__TASK DESCRIPTION__:
Show each line of the listing that contains the string "columns". Case counts.

######

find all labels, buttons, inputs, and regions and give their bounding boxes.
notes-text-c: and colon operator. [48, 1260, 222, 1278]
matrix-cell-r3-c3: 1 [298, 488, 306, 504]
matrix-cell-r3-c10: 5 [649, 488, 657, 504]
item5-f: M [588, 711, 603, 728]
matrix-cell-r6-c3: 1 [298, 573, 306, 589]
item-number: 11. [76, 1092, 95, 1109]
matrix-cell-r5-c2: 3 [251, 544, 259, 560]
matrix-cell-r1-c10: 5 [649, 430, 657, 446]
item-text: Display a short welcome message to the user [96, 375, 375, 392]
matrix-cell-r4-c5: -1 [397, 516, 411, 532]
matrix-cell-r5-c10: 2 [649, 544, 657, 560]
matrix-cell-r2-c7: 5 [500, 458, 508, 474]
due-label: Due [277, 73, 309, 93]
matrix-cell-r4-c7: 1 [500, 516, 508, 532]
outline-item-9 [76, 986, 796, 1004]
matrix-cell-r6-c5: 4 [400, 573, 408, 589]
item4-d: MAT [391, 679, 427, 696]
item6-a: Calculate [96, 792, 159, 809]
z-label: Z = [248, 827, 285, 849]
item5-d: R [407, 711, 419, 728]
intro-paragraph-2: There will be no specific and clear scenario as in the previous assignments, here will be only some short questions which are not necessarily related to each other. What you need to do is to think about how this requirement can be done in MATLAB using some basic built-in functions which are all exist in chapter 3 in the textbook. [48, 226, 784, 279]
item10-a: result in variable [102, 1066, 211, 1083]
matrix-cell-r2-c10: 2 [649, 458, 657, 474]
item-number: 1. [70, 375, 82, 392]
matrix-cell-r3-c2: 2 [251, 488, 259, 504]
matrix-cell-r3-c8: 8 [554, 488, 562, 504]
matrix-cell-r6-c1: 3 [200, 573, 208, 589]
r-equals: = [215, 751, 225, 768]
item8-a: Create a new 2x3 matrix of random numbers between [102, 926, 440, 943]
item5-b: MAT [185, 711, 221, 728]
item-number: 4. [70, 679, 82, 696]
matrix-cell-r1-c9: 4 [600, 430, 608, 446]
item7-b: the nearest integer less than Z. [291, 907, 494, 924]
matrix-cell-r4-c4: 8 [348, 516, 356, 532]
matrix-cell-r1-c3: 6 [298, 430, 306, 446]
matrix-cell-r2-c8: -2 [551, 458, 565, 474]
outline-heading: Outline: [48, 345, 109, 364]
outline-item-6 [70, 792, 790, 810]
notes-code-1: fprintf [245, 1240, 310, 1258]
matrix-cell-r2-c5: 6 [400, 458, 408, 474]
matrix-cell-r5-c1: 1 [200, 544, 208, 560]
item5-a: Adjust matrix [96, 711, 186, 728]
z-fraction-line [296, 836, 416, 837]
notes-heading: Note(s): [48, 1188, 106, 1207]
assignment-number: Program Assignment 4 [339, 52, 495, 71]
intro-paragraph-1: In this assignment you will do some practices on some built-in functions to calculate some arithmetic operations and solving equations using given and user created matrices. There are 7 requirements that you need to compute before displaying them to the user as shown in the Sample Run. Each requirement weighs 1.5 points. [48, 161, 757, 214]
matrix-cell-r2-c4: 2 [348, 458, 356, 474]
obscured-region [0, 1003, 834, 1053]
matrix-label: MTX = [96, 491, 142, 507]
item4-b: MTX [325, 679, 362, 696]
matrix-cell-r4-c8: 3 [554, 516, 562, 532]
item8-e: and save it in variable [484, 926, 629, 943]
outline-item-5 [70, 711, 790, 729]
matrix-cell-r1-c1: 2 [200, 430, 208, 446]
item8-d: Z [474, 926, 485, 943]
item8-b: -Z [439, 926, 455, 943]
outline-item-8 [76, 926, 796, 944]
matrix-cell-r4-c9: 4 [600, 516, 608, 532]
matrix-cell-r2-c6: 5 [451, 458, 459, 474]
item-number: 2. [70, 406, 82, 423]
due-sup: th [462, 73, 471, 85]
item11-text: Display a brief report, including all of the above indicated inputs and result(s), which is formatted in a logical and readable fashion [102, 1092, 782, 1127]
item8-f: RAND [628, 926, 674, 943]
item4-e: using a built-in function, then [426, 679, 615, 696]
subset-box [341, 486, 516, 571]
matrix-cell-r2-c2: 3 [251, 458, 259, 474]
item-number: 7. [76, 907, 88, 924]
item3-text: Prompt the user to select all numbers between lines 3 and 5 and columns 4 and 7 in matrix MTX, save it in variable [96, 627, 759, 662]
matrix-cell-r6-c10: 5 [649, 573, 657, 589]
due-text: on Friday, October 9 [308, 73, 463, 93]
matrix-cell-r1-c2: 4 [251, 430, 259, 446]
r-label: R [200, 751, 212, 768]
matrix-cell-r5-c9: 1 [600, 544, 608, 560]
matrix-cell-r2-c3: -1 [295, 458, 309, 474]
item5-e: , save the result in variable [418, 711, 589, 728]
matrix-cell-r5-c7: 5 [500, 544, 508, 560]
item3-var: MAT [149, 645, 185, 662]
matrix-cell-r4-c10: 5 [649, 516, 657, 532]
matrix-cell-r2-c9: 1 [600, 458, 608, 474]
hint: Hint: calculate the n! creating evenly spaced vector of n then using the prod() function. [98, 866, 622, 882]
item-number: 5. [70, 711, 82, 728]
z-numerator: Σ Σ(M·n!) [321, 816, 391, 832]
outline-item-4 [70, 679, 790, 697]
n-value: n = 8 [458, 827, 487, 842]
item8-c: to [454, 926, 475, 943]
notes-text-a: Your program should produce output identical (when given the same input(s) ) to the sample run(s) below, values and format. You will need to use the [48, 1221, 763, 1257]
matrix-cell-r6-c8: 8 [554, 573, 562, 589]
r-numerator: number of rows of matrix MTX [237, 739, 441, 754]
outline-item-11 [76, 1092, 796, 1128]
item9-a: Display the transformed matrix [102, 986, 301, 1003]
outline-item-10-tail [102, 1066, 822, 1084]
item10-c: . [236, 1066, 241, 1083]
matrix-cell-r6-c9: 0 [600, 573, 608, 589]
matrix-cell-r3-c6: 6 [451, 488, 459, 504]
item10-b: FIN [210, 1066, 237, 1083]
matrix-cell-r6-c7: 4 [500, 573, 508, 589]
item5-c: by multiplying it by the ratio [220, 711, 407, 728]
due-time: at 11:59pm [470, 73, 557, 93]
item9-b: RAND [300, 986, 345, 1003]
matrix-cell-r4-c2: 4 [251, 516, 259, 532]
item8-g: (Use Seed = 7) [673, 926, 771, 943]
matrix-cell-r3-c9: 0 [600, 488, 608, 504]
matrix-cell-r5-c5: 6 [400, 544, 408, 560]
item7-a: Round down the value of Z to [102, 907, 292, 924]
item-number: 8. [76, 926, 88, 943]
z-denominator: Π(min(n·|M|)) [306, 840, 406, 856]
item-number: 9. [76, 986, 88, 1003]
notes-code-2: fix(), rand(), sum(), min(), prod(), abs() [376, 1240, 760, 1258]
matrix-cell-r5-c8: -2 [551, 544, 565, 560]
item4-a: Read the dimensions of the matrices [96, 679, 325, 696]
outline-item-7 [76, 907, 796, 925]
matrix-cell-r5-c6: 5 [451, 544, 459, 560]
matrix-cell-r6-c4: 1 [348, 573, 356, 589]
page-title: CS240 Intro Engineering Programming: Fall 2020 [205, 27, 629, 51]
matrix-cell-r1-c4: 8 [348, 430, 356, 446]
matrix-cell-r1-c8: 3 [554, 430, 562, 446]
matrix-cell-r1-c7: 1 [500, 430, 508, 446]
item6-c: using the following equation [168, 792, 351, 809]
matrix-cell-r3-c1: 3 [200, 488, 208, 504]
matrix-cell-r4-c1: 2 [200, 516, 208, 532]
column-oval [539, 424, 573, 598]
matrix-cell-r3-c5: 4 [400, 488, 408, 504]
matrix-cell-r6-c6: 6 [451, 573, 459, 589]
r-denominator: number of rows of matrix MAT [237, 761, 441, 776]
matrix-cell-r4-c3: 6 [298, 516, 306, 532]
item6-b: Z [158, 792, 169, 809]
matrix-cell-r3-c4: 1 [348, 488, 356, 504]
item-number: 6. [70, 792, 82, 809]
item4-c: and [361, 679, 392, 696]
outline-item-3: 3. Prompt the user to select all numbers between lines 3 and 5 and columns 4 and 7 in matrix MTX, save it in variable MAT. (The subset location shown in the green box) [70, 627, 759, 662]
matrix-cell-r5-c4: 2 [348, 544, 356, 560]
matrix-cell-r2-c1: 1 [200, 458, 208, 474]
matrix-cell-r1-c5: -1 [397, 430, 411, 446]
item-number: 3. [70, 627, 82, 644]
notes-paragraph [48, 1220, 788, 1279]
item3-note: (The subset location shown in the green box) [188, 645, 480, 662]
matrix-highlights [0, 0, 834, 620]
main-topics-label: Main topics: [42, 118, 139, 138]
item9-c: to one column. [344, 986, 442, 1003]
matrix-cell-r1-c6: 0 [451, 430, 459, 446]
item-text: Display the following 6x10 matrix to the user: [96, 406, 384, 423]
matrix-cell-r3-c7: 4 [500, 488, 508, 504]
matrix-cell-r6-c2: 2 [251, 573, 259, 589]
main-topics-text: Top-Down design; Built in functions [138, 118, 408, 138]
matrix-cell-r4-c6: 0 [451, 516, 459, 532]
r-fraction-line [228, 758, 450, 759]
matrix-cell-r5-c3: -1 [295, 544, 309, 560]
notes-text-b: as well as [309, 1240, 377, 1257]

######

__SOLVED EXERCISE__:
item3-text: Prompt the user to select all numbers between lines 3 and 5 and columns 4 and 7 in matrix MTX, save it in variable [96, 627, 759, 662]
outline-item-3: 3. Prompt the user to select all numbers between lines 3 and 5 and columns 4 and 7 in matrix MTX, save it in variable MAT. (The subset location shown in the green box) [70, 627, 759, 662]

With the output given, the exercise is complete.